Figure record listings
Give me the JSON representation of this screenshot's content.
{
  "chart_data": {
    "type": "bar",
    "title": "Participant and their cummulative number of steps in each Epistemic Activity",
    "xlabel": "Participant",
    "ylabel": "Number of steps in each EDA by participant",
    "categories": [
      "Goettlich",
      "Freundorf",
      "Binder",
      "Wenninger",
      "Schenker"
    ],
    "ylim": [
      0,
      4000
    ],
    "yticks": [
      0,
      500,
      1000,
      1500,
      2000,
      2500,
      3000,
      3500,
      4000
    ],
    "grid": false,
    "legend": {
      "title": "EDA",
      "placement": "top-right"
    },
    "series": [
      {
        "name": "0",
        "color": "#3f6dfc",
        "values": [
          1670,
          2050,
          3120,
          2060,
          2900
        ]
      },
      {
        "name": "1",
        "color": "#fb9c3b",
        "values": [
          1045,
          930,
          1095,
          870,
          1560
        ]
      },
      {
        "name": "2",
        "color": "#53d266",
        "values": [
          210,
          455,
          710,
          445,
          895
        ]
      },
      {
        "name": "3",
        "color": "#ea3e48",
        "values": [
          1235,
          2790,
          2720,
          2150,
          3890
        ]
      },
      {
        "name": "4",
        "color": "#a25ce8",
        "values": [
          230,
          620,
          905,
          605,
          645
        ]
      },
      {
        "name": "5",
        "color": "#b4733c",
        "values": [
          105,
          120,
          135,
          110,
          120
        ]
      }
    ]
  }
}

▶ [WHAT YOU HAVE TO DO] Gather each line in these records that contains the string "name".

▶ [EXPECTED ANSWER]
        "name": "0",
        "name": "1",
        "name": "2",
        "name": "3",
        "name": "4",
        "name": "5",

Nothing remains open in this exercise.